> **MATERIALS PROVIDED**
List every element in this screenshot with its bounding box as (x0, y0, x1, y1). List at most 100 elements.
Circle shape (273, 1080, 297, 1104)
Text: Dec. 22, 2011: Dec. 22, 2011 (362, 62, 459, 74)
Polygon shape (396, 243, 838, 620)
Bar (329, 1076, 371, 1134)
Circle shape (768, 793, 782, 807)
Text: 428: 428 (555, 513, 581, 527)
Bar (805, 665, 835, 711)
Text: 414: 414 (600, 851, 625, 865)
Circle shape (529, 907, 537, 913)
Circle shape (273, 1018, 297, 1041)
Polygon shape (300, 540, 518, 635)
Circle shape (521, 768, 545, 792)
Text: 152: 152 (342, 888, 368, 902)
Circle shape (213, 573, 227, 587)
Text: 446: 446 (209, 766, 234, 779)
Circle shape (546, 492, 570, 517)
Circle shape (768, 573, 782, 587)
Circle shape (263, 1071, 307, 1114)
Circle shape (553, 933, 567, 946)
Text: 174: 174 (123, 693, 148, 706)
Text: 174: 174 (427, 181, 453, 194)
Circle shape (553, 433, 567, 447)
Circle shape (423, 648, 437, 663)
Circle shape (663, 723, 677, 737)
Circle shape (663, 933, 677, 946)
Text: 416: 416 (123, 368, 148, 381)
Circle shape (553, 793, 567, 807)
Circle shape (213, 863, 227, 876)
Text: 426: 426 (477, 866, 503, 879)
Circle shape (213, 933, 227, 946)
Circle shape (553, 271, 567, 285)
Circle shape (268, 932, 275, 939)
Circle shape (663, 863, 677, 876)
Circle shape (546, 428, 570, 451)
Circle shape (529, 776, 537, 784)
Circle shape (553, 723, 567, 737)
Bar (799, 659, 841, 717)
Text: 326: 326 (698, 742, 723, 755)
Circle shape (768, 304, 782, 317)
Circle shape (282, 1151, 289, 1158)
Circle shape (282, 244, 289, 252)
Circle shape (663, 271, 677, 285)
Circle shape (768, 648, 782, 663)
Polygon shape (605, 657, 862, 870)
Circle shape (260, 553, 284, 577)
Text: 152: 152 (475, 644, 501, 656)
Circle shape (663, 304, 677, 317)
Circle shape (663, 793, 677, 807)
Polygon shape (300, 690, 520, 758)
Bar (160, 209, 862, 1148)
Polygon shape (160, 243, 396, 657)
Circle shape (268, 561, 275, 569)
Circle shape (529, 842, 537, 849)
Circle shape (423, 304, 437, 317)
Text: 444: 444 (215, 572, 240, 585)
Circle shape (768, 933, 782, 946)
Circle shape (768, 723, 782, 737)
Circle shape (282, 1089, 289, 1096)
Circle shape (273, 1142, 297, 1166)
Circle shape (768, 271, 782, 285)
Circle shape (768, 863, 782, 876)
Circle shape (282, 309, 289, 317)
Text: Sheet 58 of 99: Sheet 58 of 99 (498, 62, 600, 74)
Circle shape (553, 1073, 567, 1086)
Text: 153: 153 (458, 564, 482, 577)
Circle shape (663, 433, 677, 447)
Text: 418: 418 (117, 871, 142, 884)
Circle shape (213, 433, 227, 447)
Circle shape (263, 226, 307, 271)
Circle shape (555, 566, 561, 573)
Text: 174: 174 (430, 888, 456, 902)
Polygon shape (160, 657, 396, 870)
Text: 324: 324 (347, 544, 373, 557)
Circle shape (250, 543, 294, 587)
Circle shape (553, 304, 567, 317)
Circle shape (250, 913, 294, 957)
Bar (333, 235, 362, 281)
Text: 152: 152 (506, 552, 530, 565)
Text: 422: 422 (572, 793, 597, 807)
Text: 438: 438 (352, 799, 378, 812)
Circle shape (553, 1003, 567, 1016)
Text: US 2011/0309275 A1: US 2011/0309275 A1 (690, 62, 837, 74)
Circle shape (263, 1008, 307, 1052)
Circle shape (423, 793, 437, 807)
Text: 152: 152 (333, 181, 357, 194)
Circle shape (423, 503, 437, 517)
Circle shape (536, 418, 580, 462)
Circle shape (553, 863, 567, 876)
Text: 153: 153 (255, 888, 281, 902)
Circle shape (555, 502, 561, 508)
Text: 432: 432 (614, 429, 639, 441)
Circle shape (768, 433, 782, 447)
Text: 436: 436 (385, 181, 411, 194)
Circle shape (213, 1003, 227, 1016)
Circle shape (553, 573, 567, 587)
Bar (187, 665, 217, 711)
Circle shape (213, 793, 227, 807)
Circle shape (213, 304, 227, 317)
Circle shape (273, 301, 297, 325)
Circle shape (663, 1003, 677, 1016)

> **TO DO**
Copy out every line of the records above word for word, without changing anything.

> **EXERCISE RESULT**
List every element in this screenshot with its bounding box as (x0, y0, x1, y1). List at most 100 elements.
Circle shape (273, 1080, 297, 1104)
Text: Dec. 22, 2011: Dec. 22, 2011 (362, 62, 459, 74)
Polygon shape (396, 243, 838, 620)
Bar (329, 1076, 371, 1134)
Circle shape (768, 793, 782, 807)
Text: 428: 428 (555, 513, 581, 527)
Bar (805, 665, 835, 711)
Text: 414: 414 (600, 851, 625, 865)
Circle shape (529, 907, 537, 913)
Circle shape (273, 1018, 297, 1041)
Polygon shape (300, 540, 518, 635)
Circle shape (521, 768, 545, 792)
Text: 152: 152 (342, 888, 368, 902)
Circle shape (213, 573, 227, 587)
Text: 446: 446 (209, 766, 234, 779)
Circle shape (546, 492, 570, 517)
Circle shape (768, 573, 782, 587)
Circle shape (263, 1071, 307, 1114)
Circle shape (553, 933, 567, 946)
Text: 174: 174 (123, 693, 148, 706)
Text: 174: 174 (427, 181, 453, 194)
Circle shape (553, 433, 567, 447)
Circle shape (423, 648, 437, 663)
Circle shape (663, 723, 677, 737)
Circle shape (663, 933, 677, 946)
Text: 416: 416 (123, 368, 148, 381)
Circle shape (553, 793, 567, 807)
Circle shape (213, 863, 227, 876)
Text: 426: 426 (477, 866, 503, 879)
Circle shape (213, 933, 227, 946)
Circle shape (553, 271, 567, 285)
Circle shape (268, 932, 275, 939)
Circle shape (663, 863, 677, 876)
Circle shape (546, 428, 570, 451)
Circle shape (529, 776, 537, 784)
Circle shape (553, 723, 567, 737)
Bar (799, 659, 841, 717)
Text: 326: 326 (698, 742, 723, 755)
Circle shape (768, 304, 782, 317)
Circle shape (282, 1151, 289, 1158)
Circle shape (282, 244, 289, 252)
Circle shape (663, 271, 677, 285)
Circle shape (768, 648, 782, 663)
Polygon shape (605, 657, 862, 870)
Circle shape (260, 553, 284, 577)
Text: 152: 152 (475, 644, 501, 656)
Circle shape (663, 304, 677, 317)
Circle shape (663, 793, 677, 807)
Polygon shape (300, 690, 520, 758)
Bar (160, 209, 862, 1148)
Polygon shape (160, 243, 396, 657)
Circle shape (268, 561, 275, 569)
Circle shape (529, 842, 537, 849)
Circle shape (423, 304, 437, 317)
Text: 444: 444 (215, 572, 240, 585)
Circle shape (768, 933, 782, 946)
Circle shape (768, 723, 782, 737)
Circle shape (282, 1089, 289, 1096)
Circle shape (273, 1142, 297, 1166)
Circle shape (768, 271, 782, 285)
Circle shape (768, 863, 782, 876)
Circle shape (282, 309, 289, 317)
Text: Sheet 58 of 99: Sheet 58 of 99 (498, 62, 600, 74)
Circle shape (553, 1073, 567, 1086)
Text: 153: 153 (458, 564, 482, 577)
Circle shape (663, 433, 677, 447)
Text: 418: 418 (117, 871, 142, 884)
Circle shape (213, 433, 227, 447)
Circle shape (263, 226, 307, 271)
Circle shape (555, 566, 561, 573)
Text: 174: 174 (430, 888, 456, 902)
Polygon shape (160, 657, 396, 870)
Text: 324: 324 (347, 544, 373, 557)
Circle shape (250, 543, 294, 587)
Circle shape (553, 304, 567, 317)
Circle shape (250, 913, 294, 957)
Bar (333, 235, 362, 281)
Text: 152: 152 (506, 552, 530, 565)
Text: 422: 422 (572, 793, 597, 807)
Text: 438: 438 (352, 799, 378, 812)
Circle shape (553, 1003, 567, 1016)
Text: US 2011/0309275 A1: US 2011/0309275 A1 (690, 62, 837, 74)
Circle shape (263, 1008, 307, 1052)
Circle shape (423, 793, 437, 807)
Text: 152: 152 (333, 181, 357, 194)
Circle shape (423, 503, 437, 517)
Circle shape (536, 418, 580, 462)
Circle shape (553, 863, 567, 876)
Text: 153: 153 (255, 888, 281, 902)
Circle shape (555, 502, 561, 508)
Text: 432: 432 (614, 429, 639, 441)
Circle shape (768, 433, 782, 447)
Text: 436: 436 (385, 181, 411, 194)
Circle shape (213, 1003, 227, 1016)
Circle shape (553, 573, 567, 587)
Bar (187, 665, 217, 711)
Circle shape (213, 793, 227, 807)
Circle shape (213, 304, 227, 317)
Circle shape (273, 301, 297, 325)
Circle shape (663, 1003, 677, 1016)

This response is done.